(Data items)
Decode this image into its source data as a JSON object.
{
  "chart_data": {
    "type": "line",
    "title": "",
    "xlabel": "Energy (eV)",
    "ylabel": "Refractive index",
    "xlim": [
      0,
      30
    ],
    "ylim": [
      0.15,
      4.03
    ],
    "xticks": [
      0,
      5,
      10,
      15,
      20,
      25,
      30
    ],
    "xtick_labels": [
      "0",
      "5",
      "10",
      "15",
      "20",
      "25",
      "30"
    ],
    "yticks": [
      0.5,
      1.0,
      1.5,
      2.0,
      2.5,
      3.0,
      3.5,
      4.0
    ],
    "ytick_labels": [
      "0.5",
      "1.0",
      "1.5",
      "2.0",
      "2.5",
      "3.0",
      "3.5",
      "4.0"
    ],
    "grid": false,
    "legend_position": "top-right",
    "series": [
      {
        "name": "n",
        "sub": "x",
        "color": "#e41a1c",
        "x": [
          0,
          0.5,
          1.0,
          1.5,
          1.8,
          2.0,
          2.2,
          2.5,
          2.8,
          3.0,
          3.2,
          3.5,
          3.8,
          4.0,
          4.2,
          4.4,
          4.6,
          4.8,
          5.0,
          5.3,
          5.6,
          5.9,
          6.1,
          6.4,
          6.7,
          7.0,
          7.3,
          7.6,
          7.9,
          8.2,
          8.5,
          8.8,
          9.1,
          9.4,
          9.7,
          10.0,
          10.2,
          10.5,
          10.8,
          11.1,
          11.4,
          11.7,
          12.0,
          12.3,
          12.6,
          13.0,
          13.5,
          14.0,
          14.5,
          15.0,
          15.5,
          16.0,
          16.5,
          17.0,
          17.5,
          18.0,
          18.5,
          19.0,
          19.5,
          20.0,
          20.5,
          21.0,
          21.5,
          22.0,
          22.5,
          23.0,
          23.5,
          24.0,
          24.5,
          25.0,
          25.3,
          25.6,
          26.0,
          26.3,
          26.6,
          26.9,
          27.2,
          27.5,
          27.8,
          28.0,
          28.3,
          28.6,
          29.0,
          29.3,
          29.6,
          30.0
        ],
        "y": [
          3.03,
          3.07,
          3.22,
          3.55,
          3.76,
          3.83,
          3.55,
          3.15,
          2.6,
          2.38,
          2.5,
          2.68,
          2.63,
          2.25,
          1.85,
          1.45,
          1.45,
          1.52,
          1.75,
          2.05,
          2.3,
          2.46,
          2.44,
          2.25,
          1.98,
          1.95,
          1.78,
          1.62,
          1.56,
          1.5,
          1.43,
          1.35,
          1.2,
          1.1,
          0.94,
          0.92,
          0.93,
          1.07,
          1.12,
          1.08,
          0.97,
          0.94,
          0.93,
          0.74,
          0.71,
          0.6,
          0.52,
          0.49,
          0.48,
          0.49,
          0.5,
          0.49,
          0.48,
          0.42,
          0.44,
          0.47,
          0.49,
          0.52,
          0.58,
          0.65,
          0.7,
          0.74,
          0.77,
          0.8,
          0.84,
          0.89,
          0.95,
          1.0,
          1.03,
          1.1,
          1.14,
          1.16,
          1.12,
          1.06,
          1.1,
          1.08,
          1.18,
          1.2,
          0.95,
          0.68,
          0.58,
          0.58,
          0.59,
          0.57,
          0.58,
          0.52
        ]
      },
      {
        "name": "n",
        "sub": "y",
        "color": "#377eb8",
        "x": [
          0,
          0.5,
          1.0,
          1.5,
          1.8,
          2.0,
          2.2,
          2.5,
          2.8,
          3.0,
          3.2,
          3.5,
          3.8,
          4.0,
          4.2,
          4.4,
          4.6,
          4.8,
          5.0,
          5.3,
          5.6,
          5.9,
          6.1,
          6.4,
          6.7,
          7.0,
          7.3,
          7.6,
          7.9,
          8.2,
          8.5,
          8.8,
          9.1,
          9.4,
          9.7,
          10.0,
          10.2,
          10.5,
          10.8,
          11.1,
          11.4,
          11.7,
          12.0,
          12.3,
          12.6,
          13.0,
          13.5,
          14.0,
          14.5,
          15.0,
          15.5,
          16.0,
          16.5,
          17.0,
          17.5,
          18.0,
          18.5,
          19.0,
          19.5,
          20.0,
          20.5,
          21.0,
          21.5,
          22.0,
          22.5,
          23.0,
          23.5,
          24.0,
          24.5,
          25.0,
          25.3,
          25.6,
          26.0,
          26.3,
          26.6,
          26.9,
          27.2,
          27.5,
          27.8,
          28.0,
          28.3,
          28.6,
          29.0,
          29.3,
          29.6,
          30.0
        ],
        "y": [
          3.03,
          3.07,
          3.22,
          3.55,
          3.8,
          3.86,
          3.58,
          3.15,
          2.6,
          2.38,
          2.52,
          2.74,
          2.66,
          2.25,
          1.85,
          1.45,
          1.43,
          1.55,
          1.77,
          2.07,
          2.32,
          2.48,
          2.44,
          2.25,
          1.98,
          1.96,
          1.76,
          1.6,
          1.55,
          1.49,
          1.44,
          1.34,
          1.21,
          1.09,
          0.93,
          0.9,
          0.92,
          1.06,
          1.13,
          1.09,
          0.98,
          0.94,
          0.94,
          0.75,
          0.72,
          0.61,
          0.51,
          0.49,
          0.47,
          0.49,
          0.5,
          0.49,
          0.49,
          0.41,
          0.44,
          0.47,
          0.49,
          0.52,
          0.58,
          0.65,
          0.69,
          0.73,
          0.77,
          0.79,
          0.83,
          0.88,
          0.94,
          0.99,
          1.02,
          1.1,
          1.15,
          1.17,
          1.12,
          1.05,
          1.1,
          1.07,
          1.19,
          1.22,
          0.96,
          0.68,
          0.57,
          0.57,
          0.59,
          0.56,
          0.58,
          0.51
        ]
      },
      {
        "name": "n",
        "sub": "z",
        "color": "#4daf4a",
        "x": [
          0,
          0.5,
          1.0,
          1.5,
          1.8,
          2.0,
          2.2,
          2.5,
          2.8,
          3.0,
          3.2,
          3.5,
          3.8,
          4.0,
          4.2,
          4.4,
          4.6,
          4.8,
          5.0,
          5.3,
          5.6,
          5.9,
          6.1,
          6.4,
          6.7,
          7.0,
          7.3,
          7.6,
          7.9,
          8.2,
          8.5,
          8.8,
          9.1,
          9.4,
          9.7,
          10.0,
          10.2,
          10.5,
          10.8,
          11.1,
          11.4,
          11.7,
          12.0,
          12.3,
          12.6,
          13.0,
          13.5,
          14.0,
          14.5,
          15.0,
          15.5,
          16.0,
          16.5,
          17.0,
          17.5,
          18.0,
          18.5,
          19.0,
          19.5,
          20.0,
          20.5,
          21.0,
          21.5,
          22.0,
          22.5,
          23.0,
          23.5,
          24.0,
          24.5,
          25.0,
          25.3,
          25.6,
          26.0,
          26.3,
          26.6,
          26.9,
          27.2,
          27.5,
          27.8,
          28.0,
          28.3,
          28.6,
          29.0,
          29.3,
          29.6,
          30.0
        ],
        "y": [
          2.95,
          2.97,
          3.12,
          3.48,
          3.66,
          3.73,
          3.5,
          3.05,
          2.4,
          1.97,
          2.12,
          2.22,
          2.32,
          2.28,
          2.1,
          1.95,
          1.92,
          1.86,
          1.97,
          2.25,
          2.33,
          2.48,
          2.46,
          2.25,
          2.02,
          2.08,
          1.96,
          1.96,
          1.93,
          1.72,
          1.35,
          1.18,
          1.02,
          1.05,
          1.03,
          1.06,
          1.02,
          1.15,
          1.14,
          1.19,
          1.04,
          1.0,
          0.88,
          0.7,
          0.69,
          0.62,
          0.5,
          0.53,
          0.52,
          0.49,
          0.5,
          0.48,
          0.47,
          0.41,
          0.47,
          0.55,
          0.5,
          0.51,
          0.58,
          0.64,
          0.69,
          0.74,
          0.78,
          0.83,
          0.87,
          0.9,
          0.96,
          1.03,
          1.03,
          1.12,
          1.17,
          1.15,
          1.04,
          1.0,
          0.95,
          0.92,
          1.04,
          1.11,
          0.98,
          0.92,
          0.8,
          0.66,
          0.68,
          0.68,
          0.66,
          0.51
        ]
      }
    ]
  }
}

Requirement
Show each line in the entries that holds the string "color".

Solution for this exercise
        "color": "#e41a1c",
        "color": "#377eb8",
        "color": "#4daf4a",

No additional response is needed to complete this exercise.